> **INSTRUCTION**
Gather up the lines with the word "стол" in them.

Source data
*****

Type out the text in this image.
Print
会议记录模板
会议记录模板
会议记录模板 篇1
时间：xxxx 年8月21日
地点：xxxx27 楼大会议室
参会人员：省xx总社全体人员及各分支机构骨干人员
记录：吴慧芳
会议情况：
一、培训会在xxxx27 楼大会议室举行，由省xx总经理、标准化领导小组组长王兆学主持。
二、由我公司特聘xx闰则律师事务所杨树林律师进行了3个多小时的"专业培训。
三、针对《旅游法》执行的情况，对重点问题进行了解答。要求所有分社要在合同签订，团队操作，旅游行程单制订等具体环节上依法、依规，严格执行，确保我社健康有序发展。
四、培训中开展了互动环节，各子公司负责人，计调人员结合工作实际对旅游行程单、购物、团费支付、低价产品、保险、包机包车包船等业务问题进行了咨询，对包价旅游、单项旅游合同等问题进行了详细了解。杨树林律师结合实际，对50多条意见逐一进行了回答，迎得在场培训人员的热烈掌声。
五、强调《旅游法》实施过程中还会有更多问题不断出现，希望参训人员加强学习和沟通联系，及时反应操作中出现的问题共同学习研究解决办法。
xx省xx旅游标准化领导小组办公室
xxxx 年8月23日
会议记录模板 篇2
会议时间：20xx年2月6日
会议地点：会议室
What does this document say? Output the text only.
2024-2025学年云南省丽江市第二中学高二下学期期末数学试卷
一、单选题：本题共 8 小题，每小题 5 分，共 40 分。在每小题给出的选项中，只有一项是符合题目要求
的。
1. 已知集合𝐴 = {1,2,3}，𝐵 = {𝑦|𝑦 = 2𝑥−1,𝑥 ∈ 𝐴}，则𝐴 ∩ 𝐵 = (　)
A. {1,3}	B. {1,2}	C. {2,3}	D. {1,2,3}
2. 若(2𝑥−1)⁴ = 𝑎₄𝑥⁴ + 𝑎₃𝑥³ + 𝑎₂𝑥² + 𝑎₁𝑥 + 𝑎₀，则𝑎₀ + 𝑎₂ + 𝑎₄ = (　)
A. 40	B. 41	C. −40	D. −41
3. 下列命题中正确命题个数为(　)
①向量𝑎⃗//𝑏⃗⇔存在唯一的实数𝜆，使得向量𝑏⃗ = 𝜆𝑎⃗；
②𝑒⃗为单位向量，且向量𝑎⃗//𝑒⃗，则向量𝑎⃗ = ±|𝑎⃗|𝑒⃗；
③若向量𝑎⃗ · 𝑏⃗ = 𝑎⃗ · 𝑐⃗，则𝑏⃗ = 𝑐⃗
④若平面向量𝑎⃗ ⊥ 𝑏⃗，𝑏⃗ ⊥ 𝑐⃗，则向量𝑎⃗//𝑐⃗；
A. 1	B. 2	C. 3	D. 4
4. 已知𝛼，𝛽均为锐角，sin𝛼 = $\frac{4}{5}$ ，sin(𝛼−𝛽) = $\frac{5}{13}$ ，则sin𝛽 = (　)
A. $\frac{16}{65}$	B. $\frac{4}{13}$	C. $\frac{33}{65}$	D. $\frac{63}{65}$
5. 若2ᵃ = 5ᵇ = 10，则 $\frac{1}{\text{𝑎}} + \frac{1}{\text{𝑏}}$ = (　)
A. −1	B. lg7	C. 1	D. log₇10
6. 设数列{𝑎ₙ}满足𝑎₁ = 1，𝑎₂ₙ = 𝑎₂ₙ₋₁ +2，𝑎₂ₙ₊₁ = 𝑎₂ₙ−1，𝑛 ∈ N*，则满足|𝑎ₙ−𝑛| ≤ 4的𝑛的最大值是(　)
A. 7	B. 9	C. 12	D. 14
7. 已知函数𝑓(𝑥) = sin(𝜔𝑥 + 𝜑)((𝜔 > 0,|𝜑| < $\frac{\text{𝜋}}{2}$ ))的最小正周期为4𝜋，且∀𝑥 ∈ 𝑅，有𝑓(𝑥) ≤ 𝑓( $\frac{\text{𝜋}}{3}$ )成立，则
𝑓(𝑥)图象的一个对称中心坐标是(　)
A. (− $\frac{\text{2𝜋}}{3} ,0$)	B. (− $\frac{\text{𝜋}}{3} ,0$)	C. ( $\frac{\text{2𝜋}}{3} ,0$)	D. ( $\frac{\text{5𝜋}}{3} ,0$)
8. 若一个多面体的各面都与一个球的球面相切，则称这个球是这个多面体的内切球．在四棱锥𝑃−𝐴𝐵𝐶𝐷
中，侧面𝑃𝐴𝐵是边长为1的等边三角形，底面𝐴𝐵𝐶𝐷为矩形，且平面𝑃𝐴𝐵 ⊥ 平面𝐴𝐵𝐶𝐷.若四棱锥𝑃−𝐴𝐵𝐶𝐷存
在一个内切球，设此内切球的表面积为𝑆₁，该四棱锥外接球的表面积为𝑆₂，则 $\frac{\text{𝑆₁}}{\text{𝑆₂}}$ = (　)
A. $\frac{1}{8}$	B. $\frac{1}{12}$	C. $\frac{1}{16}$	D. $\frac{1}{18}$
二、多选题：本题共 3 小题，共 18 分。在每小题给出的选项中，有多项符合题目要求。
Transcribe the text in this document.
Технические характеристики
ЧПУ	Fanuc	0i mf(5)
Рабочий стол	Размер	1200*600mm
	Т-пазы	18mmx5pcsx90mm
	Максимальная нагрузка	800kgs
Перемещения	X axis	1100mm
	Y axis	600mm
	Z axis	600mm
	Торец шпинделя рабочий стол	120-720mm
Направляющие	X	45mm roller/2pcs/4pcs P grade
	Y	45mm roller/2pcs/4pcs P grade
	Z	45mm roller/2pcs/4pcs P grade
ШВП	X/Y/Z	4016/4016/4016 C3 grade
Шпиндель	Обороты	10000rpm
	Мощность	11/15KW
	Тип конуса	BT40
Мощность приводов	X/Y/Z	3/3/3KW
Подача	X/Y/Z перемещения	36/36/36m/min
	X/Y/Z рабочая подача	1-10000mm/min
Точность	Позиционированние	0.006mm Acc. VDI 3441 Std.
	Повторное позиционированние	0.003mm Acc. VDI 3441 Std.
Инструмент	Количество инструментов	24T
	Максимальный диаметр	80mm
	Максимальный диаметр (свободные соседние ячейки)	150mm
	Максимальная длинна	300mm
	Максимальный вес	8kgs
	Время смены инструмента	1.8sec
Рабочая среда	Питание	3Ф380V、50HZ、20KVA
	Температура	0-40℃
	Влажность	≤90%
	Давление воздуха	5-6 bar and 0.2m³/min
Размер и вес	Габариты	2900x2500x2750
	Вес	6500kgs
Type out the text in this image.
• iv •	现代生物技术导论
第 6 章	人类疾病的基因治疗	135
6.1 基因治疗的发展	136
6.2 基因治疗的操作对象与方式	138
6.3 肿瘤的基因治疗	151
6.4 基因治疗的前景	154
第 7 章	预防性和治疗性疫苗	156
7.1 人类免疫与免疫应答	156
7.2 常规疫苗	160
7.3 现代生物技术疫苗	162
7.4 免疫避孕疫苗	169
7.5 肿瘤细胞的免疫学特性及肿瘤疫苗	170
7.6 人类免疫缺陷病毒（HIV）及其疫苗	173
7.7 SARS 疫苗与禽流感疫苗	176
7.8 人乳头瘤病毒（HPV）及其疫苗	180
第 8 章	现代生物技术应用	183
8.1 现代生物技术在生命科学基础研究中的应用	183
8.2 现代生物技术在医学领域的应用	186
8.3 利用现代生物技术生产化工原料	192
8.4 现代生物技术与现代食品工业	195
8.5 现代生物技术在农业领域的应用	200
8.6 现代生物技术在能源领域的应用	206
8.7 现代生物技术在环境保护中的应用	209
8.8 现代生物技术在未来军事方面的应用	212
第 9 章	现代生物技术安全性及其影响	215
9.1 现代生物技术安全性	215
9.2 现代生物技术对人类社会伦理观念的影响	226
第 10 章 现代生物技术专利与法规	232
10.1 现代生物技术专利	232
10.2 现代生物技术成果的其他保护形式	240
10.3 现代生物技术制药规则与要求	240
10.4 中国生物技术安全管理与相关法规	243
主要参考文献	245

*****

> **SOLUTION FOR THIS TASK**
Рабочий стол	Размер	1200*600mm
	Торец шпинделя рабочий стол	120-720mm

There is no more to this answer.